Would you write out the listing verbatim and skip every picture in it?

------ Given information

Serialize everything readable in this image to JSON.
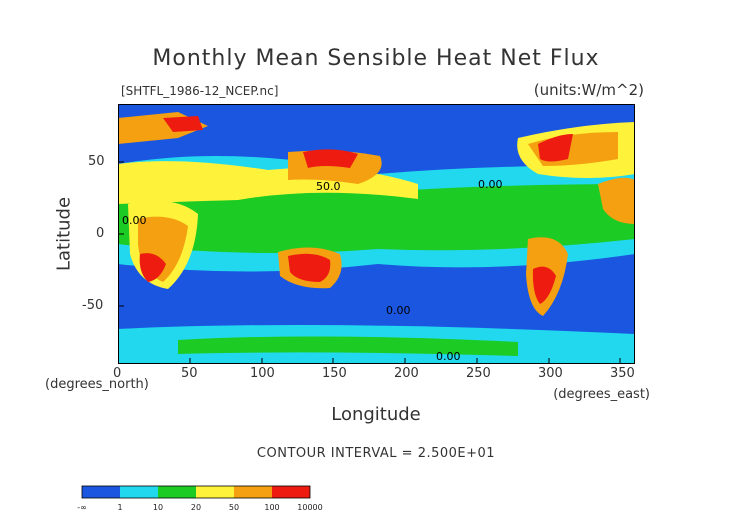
{
  "title": "Monthly Mean Sensible Heat Net Flux",
  "file_label": "[SHTFL_1986-12_NCEP.nc]",
  "units_label": "(units:W/m^2)",
  "axes": {
    "ylabel": "Latitude",
    "xlabel": "Longitude",
    "y_unit_label": "(degrees_north)",
    "x_unit_label": "(degrees_east)",
    "x_ticks": [
      "0",
      "50",
      "100",
      "150",
      "200",
      "250",
      "300",
      "350"
    ],
    "y_ticks": [
      "50",
      "0",
      "-50"
    ]
  },
  "contour_interval": "CONTOUR INTERVAL = 2.500E+01",
  "colorbar": {
    "labels": [
      "-∞",
      "1",
      "10",
      "20",
      "50",
      "100",
      "10000"
    ],
    "colors": [
      "#1a56e0",
      "#22d8ee",
      "#1ccc24",
      "#fff23a",
      "#f4a010",
      "#ee1c10"
    ]
  },
  "contour_labels": [
    "0.00",
    "50.0",
    "0.00",
    "0.00",
    "0.00"
  ]
}
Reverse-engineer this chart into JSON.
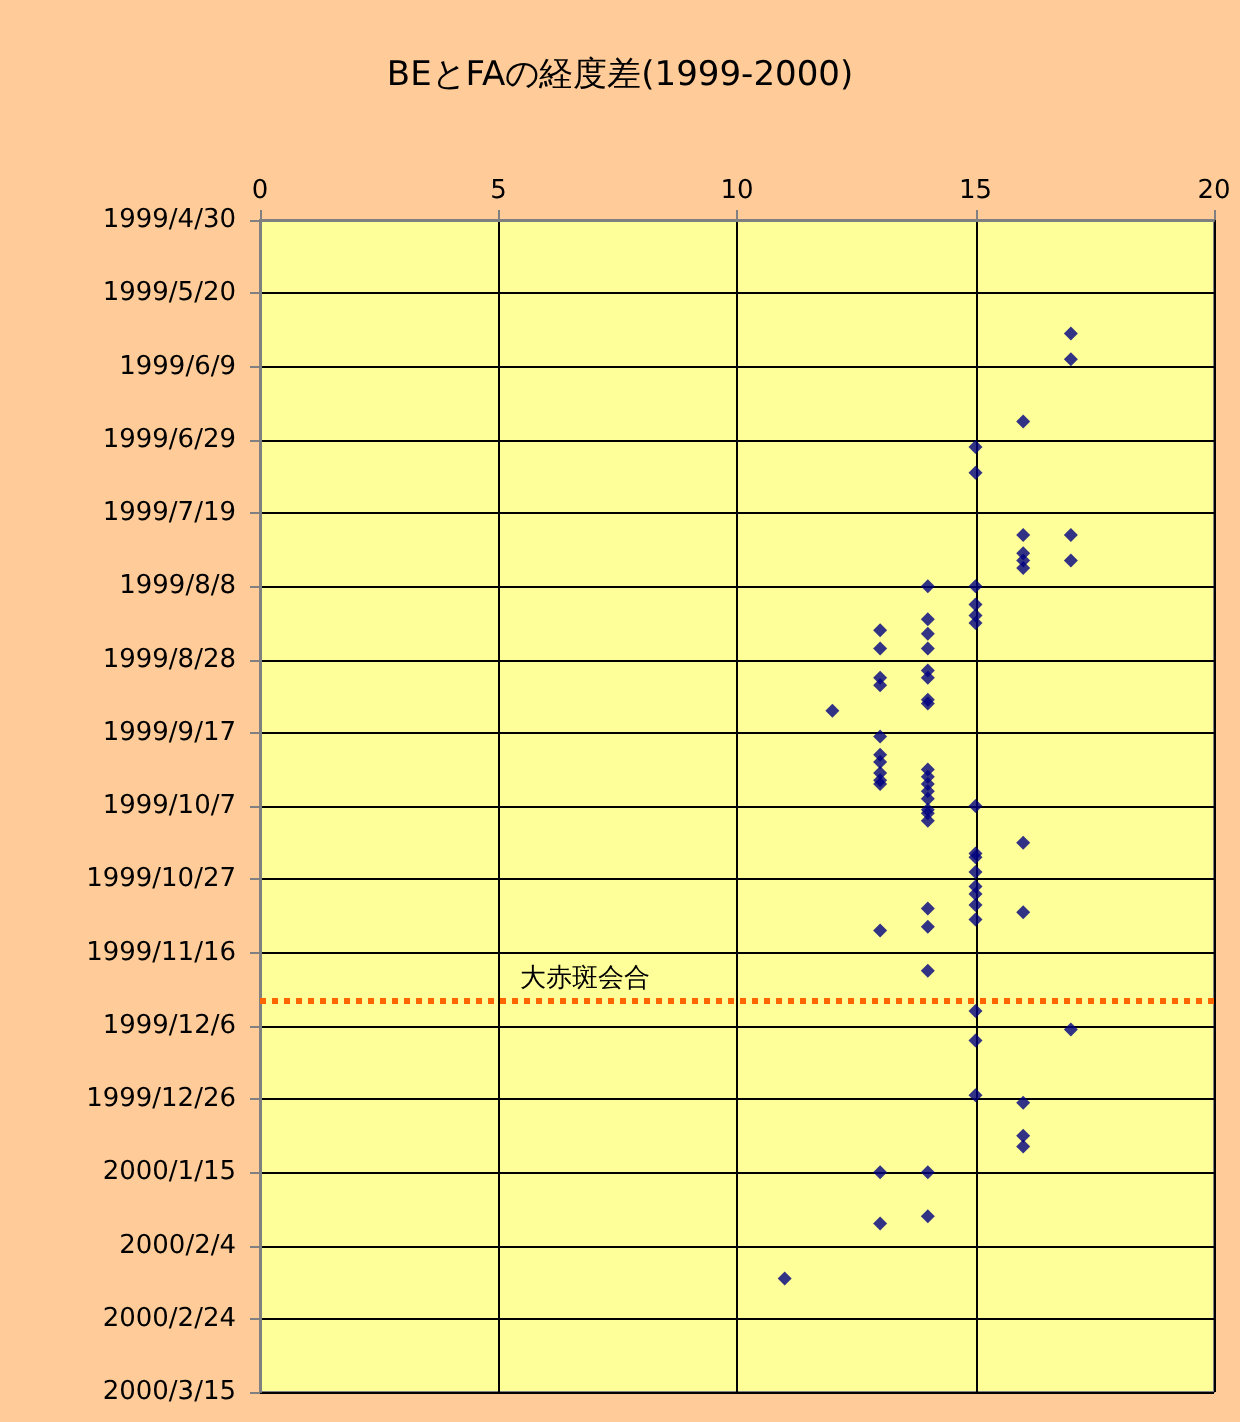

------------

> Solution to this task:
Serialize everything readable in this image to JSON.
{
  "title": "Monthly Mean Sensible Heat Net Flux",
  "file_label": "[SHTFL_1986-12_NCEP.nc]",
  "units_label": "(units:W/m^2)",
  "axes": {
    "ylabel": "Latitude",
    "xlabel": "Longitude",
    "y_unit_label": "(degrees_north)",
    "x_unit_label": "(degrees_east)",
    "x_ticks": [
      "0",
      "50",
      "100",
      "150",
      "200",
      "250",
      "300",
      "350"
    ],
    "y_ticks": [
      "50",
      "0",
      "-50"
    ]
  },
  "contour_interval": "CONTOUR INTERVAL = 2.500E+01",
  "colorbar": {
    "labels": [
      "-∞",
      "1",
      "10",
      "20",
      "50",
      "100",
      "10000"
    ],
    "colors": [
      "#1a56e0",
      "#22d8ee",
      "#1ccc24",
      "#fff23a",
      "#f4a010",
      "#ee1c10"
    ]
  },
  "contour_labels": [
    "0.00",
    "50.0",
    "0.00",
    "0.00",
    "0.00"
  ]
}
Reverse-engineer this chart into JSON.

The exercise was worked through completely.